[START OF PROVIDED ENTRIES]
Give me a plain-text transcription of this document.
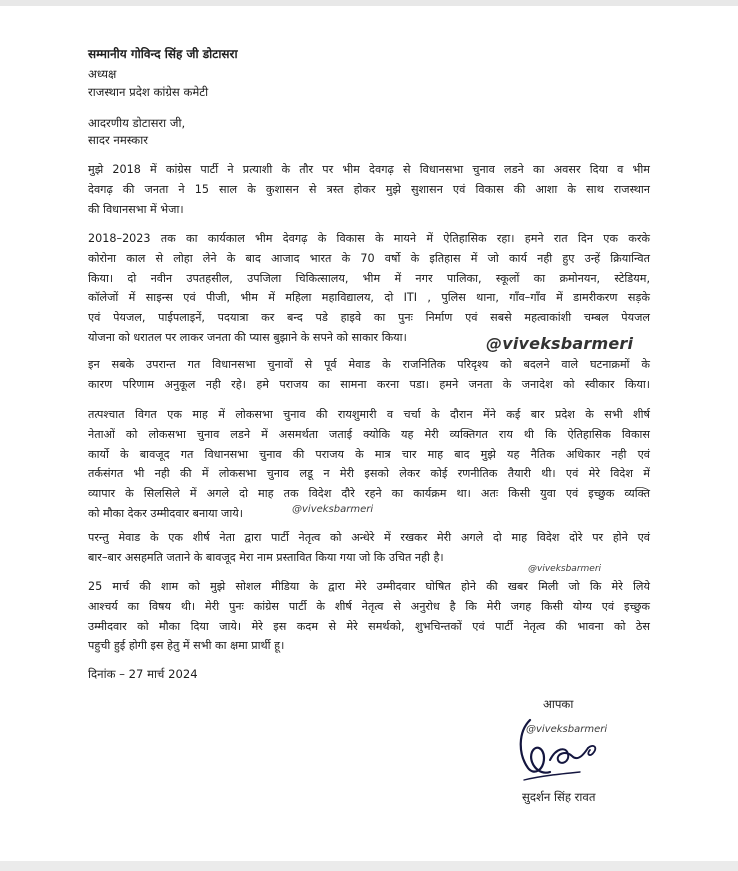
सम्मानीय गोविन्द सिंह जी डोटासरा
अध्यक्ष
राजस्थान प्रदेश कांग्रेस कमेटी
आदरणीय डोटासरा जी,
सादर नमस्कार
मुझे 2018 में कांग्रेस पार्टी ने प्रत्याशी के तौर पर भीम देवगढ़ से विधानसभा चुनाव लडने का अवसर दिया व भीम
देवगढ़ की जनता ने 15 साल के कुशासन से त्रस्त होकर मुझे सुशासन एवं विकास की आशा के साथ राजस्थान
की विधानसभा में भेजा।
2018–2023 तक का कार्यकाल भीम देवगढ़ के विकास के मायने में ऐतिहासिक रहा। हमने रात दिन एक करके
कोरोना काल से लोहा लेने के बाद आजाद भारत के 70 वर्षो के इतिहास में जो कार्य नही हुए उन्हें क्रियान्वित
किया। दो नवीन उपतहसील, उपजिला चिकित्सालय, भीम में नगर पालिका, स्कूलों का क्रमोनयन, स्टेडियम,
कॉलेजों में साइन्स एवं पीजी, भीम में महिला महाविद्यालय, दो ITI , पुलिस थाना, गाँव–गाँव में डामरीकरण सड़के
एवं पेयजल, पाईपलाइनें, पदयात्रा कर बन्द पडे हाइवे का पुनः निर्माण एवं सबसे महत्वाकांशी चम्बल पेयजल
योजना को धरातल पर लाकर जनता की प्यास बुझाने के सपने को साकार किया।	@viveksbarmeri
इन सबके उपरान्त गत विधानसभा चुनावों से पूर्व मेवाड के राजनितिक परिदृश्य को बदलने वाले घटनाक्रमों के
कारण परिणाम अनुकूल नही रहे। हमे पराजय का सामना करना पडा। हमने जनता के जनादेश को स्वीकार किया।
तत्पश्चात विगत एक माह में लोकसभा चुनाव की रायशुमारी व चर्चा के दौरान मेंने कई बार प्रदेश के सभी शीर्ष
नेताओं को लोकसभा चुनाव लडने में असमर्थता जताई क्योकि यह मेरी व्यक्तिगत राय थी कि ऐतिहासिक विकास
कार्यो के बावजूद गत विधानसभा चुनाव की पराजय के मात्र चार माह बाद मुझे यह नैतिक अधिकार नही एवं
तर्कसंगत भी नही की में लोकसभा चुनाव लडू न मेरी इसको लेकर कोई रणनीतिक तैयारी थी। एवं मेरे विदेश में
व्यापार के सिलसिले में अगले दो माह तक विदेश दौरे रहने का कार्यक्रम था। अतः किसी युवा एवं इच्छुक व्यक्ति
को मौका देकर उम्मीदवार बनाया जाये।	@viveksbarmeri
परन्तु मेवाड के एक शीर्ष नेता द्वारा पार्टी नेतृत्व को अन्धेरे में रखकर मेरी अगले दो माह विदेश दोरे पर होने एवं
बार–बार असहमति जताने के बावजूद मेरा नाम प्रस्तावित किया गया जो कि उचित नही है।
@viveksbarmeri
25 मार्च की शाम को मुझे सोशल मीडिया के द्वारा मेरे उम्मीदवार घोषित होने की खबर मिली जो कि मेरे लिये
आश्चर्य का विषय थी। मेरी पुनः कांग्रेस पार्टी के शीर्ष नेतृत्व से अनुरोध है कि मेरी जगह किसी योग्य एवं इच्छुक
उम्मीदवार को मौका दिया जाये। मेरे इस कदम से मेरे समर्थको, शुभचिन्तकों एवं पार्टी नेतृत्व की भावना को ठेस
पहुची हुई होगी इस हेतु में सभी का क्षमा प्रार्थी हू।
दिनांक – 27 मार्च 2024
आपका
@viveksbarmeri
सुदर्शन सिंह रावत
[END OF PROVIDED ENTRIES]
[START OF PROVIDED ENTRIES]
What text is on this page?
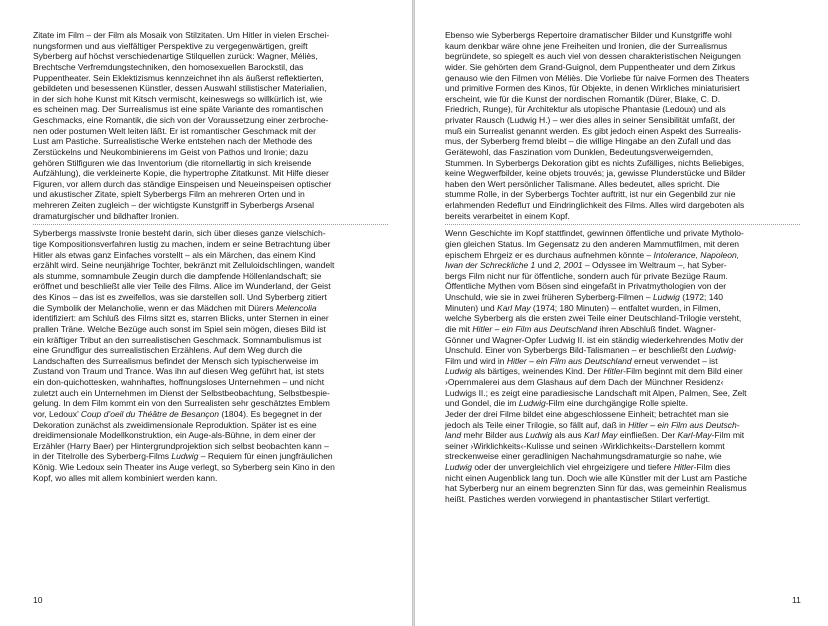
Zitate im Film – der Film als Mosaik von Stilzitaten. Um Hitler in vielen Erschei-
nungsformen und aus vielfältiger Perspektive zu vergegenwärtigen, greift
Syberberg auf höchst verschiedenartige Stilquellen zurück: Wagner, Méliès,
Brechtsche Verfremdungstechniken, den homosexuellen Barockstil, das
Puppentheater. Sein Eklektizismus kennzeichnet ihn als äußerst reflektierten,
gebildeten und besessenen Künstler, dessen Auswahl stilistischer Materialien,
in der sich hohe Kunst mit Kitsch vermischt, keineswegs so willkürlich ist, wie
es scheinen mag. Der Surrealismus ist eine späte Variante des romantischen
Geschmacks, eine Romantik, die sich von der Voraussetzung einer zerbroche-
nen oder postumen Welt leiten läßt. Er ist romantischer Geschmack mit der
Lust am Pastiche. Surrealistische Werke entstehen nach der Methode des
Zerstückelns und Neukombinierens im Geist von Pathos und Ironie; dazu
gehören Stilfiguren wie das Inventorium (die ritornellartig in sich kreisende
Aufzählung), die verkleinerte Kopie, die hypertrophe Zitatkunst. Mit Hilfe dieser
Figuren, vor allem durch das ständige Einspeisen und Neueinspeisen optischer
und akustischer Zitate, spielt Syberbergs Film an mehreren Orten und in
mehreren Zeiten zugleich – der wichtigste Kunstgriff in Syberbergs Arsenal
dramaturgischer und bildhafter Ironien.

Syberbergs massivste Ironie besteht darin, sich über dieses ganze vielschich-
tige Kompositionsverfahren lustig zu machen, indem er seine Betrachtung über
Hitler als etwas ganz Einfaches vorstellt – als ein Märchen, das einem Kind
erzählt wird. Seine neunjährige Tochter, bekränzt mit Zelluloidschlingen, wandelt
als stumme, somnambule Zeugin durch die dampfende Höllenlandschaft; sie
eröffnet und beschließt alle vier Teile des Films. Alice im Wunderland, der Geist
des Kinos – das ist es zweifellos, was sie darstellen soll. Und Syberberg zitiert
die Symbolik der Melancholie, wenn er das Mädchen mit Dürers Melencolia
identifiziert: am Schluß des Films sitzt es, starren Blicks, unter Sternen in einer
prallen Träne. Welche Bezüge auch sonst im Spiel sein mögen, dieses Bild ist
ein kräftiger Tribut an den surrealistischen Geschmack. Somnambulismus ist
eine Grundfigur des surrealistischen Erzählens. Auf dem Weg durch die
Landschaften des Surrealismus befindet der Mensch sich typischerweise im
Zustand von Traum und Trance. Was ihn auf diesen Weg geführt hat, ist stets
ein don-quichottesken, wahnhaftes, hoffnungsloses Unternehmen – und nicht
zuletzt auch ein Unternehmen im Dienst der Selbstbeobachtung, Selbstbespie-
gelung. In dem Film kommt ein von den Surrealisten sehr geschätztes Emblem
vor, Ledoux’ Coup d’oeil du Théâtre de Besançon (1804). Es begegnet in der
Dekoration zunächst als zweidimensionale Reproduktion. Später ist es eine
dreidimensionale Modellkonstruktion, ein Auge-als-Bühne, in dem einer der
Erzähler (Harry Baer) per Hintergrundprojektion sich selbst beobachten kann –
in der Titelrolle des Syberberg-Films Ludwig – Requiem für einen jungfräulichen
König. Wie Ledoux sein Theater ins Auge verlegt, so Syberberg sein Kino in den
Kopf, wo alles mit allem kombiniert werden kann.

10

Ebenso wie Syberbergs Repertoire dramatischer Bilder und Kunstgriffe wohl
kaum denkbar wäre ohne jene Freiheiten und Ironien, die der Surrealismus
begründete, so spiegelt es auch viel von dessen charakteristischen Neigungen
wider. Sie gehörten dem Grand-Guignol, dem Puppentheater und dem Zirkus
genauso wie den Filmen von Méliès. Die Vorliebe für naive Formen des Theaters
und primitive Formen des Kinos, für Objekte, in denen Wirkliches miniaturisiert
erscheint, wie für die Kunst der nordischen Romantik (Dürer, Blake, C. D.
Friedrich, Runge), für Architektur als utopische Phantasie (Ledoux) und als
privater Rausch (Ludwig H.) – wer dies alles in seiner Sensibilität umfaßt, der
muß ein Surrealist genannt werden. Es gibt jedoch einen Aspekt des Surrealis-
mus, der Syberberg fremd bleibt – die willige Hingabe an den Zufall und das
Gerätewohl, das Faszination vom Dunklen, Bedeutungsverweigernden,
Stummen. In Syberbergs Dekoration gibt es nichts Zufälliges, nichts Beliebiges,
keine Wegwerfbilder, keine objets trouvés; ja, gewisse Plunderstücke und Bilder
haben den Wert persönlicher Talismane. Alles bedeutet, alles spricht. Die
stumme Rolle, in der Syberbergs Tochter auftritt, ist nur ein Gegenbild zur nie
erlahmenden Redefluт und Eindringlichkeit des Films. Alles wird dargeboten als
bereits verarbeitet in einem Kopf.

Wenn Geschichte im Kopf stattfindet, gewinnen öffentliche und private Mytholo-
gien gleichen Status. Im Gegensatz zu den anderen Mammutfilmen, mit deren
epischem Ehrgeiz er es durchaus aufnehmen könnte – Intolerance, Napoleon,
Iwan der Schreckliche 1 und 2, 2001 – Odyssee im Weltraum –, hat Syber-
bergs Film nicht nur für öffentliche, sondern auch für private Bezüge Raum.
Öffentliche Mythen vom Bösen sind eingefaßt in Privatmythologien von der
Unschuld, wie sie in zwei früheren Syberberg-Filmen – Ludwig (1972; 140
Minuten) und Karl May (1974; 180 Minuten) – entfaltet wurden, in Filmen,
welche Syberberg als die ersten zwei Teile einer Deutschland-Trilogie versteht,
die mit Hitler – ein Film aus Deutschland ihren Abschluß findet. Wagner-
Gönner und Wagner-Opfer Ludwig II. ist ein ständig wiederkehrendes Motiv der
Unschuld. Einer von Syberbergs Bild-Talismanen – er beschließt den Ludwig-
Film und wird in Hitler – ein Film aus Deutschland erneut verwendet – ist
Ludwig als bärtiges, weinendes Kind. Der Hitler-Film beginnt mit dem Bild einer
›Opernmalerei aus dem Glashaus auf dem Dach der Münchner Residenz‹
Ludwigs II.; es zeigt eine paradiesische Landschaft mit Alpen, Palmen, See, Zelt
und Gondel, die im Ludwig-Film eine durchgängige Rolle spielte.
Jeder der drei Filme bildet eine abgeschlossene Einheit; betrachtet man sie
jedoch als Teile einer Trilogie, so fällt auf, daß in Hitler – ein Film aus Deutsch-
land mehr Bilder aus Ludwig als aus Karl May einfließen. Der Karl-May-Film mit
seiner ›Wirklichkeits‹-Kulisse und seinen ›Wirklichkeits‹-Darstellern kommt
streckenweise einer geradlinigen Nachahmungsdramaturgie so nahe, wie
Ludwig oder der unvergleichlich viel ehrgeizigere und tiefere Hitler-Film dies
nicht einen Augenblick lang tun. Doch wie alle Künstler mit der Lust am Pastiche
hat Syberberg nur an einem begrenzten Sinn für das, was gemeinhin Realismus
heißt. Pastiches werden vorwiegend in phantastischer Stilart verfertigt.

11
[END OF PROVIDED ENTRIES]
WORK REQUIRED: Pick out all lines from the data above in which the word "Unschuld" appears.

RESPONSE TO THE TASK:
Unschuld, wie sie in zwei früheren Syberberg-Filmen – Ludwig (1972; 140
Unschuld. Einer von Syberbergs Bild-Talismanen – er beschließt den Ludwig-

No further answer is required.